Given data =
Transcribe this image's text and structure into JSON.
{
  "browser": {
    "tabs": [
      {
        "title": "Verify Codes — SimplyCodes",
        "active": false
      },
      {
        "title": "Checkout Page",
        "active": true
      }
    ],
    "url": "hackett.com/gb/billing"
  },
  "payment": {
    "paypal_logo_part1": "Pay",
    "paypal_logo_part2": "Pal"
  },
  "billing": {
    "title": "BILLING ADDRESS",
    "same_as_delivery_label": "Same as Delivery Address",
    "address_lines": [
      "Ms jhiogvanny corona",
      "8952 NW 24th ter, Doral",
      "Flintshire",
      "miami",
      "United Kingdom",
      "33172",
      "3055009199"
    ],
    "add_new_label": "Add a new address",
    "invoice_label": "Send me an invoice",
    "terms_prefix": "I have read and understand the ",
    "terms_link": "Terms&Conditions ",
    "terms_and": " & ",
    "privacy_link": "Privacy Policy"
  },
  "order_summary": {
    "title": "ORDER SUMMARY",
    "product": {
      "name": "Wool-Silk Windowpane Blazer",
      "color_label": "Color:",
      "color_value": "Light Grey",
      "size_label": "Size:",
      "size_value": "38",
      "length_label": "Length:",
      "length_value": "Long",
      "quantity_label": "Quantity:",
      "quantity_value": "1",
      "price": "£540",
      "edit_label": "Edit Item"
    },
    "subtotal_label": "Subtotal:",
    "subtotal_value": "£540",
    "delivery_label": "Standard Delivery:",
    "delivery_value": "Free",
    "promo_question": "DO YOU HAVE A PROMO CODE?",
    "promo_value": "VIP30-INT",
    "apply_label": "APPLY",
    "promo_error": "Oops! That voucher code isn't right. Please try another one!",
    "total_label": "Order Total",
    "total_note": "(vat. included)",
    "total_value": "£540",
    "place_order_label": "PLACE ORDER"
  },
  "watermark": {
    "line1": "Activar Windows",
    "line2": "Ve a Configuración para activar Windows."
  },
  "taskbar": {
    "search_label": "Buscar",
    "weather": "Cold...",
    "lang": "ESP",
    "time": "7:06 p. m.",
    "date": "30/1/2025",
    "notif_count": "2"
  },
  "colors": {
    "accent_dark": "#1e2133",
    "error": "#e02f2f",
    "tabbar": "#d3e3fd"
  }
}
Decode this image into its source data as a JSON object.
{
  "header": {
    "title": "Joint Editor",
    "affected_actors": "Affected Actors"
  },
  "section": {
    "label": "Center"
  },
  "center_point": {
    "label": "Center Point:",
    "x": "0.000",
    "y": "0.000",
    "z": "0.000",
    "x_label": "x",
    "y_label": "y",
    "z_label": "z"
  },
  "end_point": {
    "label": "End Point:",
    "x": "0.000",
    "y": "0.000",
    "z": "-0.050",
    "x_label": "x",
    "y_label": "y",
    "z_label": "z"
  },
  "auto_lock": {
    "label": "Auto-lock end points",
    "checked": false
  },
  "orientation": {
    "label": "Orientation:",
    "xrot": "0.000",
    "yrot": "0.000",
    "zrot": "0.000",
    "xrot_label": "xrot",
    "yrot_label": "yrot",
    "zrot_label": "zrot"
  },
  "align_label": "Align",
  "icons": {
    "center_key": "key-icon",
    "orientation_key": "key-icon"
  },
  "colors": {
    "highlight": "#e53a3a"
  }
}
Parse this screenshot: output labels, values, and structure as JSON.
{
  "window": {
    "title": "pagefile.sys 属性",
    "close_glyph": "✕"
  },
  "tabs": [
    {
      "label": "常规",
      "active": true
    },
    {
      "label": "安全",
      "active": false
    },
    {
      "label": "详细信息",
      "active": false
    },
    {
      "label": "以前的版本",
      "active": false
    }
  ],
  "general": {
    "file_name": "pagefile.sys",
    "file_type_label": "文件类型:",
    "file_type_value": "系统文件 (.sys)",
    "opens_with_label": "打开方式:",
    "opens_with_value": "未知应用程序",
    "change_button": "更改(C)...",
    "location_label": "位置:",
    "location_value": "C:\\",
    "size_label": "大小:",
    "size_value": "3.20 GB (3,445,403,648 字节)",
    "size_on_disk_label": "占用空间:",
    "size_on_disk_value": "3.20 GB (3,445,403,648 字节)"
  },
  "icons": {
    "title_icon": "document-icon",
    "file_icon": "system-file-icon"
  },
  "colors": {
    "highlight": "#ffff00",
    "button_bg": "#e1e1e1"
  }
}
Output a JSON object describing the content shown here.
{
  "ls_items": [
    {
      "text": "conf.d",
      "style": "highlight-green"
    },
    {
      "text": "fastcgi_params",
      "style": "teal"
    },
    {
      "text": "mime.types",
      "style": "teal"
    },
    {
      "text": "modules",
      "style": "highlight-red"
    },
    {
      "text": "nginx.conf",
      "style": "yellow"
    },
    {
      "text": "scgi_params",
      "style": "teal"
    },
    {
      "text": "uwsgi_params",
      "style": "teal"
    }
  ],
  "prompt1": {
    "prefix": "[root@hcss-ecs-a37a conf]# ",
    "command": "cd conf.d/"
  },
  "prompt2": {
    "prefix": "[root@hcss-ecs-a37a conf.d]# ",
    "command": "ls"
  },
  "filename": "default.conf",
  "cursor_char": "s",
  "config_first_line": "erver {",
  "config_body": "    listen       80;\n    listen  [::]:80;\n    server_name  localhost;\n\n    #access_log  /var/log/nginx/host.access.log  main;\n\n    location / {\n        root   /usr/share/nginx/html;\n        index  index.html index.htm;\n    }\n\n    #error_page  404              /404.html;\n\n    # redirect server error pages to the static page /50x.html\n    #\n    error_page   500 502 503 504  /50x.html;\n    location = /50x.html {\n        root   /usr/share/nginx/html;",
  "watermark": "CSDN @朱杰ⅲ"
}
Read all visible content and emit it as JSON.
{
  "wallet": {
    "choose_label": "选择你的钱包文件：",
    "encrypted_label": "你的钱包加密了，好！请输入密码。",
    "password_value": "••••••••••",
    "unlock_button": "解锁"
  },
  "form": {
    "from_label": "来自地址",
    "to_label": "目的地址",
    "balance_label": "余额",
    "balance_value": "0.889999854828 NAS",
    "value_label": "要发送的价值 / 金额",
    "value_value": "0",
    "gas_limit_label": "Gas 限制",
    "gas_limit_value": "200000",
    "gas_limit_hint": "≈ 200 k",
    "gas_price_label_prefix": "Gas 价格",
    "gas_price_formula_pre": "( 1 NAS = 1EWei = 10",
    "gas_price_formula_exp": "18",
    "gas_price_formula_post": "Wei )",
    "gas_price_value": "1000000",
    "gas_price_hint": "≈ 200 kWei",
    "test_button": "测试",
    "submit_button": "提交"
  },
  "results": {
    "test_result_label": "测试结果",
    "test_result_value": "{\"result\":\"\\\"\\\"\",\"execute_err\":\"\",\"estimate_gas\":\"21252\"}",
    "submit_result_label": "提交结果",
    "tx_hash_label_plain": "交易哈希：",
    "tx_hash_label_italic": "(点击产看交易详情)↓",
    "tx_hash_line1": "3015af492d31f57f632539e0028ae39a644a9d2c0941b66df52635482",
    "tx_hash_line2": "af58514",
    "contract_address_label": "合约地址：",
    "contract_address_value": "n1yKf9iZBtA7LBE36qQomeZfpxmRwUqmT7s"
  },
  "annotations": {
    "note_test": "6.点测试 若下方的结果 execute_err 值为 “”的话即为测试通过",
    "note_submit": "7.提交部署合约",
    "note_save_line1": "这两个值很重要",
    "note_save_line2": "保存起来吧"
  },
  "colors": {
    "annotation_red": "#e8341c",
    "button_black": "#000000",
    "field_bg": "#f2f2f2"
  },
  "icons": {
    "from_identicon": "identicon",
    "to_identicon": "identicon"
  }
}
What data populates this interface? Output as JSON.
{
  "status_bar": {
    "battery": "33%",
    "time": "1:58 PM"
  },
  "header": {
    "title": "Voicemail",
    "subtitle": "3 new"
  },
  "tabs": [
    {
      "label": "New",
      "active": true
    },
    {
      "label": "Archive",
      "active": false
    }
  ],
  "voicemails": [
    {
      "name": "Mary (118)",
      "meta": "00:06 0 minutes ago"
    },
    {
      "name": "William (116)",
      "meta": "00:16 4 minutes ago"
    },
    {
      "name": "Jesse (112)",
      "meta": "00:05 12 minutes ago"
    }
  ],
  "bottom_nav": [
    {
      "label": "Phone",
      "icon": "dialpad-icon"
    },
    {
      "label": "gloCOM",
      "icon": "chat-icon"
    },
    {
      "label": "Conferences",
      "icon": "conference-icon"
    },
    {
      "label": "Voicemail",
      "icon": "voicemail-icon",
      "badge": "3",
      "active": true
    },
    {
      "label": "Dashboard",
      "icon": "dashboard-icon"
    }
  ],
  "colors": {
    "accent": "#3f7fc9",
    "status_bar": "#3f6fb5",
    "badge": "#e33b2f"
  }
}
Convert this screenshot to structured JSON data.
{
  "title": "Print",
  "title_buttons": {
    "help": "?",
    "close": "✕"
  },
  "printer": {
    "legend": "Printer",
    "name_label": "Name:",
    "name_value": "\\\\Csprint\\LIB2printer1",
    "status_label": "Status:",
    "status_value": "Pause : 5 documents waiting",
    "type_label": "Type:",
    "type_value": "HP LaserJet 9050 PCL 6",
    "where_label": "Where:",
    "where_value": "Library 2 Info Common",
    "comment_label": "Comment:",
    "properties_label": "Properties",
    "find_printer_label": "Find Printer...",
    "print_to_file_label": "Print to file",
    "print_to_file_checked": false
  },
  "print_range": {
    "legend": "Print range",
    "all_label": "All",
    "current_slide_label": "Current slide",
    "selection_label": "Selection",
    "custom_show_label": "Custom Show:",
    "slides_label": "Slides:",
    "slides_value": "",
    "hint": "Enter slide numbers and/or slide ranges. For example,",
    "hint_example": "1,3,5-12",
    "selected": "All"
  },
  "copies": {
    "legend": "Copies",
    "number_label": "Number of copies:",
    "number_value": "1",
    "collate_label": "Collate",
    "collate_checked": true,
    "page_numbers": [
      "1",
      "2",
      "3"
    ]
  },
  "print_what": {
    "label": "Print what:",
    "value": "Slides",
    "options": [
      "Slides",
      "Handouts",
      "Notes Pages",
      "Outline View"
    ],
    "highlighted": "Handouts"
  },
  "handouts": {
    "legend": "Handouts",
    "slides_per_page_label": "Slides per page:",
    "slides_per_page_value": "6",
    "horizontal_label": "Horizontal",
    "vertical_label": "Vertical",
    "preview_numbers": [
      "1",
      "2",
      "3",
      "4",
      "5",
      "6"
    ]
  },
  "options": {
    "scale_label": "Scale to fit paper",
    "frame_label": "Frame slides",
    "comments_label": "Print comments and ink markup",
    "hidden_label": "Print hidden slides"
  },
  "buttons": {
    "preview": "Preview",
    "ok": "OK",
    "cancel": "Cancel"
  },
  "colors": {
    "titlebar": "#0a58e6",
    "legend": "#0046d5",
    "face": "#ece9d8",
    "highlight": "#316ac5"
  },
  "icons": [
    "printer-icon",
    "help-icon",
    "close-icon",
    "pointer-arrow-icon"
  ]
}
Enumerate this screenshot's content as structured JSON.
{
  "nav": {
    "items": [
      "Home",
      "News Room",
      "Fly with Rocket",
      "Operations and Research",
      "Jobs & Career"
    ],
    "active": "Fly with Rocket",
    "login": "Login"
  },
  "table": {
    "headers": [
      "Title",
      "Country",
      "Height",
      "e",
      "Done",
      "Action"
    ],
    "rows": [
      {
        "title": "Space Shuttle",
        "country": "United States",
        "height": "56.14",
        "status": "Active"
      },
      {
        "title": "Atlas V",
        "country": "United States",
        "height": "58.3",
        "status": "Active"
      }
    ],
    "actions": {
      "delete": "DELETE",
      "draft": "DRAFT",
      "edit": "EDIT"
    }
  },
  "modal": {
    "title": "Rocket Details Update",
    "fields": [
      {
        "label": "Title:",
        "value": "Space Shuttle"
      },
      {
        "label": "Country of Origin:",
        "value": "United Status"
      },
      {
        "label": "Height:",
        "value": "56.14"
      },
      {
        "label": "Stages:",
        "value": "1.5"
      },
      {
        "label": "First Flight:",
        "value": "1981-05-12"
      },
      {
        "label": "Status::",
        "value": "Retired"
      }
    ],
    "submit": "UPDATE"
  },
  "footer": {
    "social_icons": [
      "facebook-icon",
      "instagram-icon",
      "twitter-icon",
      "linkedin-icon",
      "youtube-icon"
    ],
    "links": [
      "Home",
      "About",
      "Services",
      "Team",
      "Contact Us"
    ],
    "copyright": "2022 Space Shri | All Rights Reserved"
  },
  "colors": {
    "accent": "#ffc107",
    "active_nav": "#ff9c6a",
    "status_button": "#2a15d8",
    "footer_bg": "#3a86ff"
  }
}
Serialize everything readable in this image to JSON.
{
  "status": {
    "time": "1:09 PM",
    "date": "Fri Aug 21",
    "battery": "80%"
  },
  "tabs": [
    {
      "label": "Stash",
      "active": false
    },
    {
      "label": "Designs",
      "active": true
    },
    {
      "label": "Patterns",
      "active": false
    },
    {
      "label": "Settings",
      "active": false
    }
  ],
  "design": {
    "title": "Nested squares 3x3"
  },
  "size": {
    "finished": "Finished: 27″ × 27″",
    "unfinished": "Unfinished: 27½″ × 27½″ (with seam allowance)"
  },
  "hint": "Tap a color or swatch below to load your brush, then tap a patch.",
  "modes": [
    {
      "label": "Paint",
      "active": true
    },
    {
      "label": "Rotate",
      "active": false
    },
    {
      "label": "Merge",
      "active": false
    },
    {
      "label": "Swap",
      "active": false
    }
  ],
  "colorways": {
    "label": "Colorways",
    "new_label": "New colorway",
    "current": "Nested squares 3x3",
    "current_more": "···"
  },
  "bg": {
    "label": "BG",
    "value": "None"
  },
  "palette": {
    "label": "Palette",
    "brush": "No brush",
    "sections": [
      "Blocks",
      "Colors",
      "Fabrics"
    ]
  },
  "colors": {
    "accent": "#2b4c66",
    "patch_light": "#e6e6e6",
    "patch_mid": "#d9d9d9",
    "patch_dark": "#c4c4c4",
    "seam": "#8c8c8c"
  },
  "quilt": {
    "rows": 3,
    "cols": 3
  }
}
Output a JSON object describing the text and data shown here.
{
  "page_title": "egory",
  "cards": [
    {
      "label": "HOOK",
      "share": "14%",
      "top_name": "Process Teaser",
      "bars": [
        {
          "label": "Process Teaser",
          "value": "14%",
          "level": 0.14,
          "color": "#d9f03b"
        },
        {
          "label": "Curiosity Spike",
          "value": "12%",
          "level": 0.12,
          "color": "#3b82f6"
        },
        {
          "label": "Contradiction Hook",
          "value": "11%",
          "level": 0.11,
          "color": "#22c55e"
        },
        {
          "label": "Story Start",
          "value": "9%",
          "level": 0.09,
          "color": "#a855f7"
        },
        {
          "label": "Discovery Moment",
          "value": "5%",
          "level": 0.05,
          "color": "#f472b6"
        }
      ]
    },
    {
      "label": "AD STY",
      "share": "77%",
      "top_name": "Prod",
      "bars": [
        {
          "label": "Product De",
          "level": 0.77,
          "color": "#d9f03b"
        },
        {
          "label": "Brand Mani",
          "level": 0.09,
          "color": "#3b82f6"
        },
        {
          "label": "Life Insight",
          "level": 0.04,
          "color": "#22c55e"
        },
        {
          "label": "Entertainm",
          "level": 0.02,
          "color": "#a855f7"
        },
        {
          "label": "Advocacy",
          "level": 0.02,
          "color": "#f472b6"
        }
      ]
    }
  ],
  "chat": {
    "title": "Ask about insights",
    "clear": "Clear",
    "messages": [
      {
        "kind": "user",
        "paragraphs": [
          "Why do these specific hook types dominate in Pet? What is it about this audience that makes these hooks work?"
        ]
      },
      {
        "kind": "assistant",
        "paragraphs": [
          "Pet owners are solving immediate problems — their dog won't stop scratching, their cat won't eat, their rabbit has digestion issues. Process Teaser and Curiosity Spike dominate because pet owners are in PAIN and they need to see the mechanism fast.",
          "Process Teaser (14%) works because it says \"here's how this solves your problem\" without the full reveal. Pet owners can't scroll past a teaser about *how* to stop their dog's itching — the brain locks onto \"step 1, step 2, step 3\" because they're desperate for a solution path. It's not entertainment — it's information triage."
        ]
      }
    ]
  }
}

The problem = Copy each line of the listing that holds the word "Windows".

Solved problem =
    "line1": "Activar Windows",
    "line2": "Ve a Configuración para activar Windows."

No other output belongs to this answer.